Description of the task: Go through the lines below. Copy those with "capaz".

***** Exercise inputs *****

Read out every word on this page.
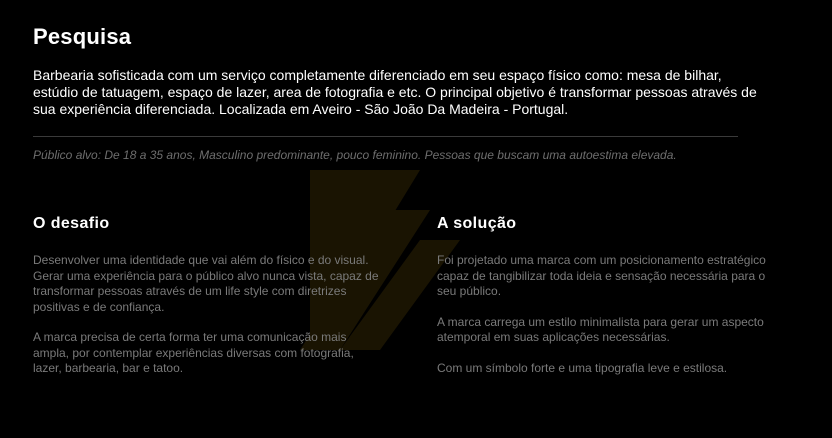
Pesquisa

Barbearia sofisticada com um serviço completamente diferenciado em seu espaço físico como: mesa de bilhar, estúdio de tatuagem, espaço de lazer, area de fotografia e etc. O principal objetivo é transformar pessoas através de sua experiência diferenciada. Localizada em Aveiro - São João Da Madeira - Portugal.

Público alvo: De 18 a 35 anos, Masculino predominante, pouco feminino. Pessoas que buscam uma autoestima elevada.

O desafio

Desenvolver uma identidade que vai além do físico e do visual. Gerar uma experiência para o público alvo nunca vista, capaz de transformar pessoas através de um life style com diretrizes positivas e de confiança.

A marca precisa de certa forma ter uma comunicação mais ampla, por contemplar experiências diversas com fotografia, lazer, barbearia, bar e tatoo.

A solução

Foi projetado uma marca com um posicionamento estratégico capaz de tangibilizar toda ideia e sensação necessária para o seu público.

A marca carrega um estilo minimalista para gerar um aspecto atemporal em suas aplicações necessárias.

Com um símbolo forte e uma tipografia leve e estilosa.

*****
***** Exercise inputs *****

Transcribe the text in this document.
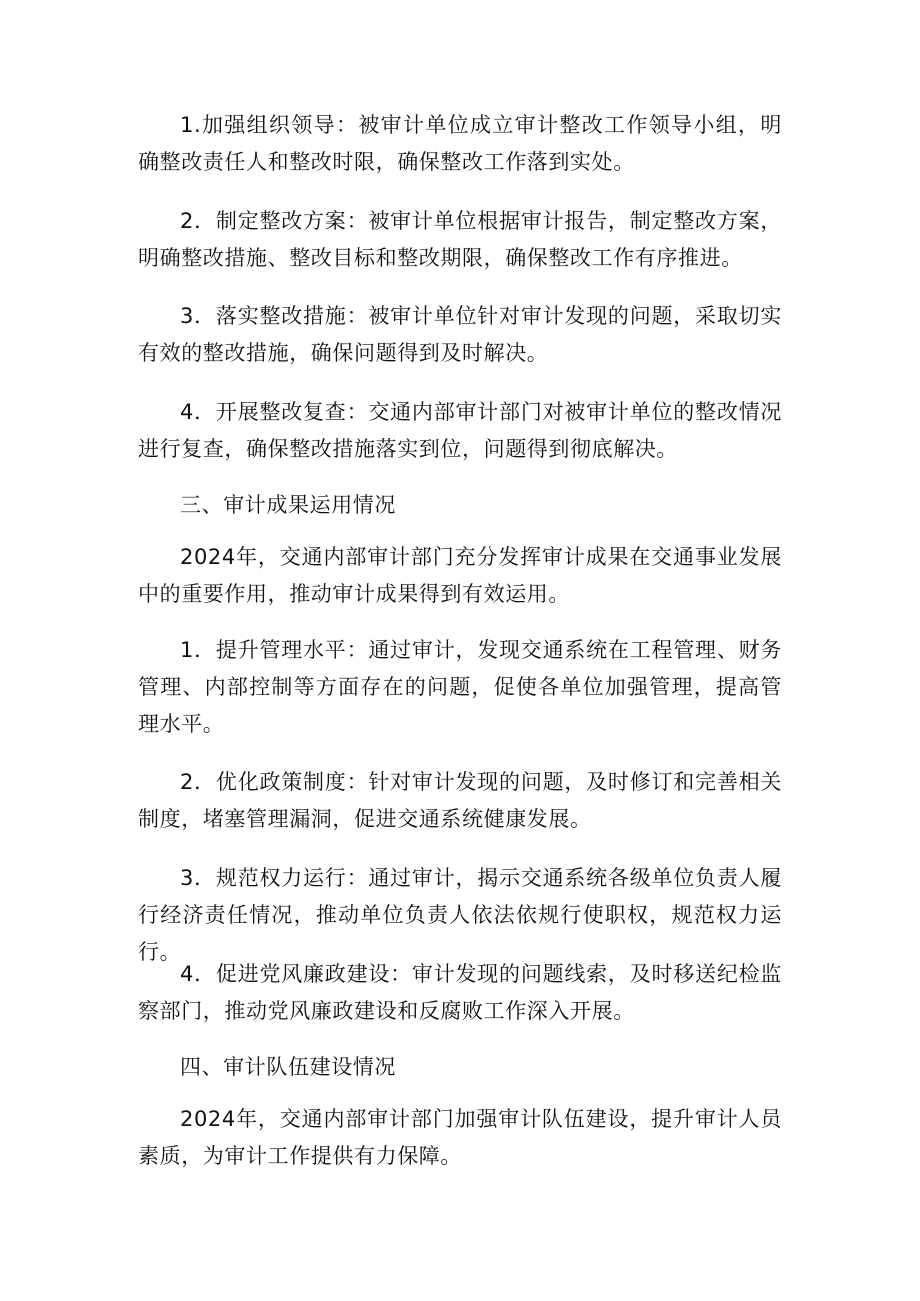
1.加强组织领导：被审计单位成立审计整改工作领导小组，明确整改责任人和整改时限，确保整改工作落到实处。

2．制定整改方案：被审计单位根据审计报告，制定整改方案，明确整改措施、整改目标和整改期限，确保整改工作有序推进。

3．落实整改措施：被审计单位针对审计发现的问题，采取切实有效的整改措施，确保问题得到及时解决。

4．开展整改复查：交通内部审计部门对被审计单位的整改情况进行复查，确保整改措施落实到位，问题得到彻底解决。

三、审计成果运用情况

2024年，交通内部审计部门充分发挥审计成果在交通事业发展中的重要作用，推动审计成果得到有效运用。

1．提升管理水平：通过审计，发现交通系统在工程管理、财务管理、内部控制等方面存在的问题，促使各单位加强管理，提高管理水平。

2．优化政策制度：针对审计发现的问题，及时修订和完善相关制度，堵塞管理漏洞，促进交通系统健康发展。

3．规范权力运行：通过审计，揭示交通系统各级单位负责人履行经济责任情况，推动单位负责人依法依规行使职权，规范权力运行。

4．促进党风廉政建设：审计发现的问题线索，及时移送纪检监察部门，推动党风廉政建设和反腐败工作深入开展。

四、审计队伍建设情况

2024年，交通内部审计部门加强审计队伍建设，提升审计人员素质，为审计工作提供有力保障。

*****

Expected answer:
Desenvolver uma identidade que vai além do físico e do visual. Gerar uma experiência para o público alvo nunca vista, capaz de transformar pessoas através de um life style com diretrizes positivas e de confiança.
Foi projetado uma marca com um posicionamento estratégico capaz de tangibilizar toda ideia e sensação necessária para o seu público.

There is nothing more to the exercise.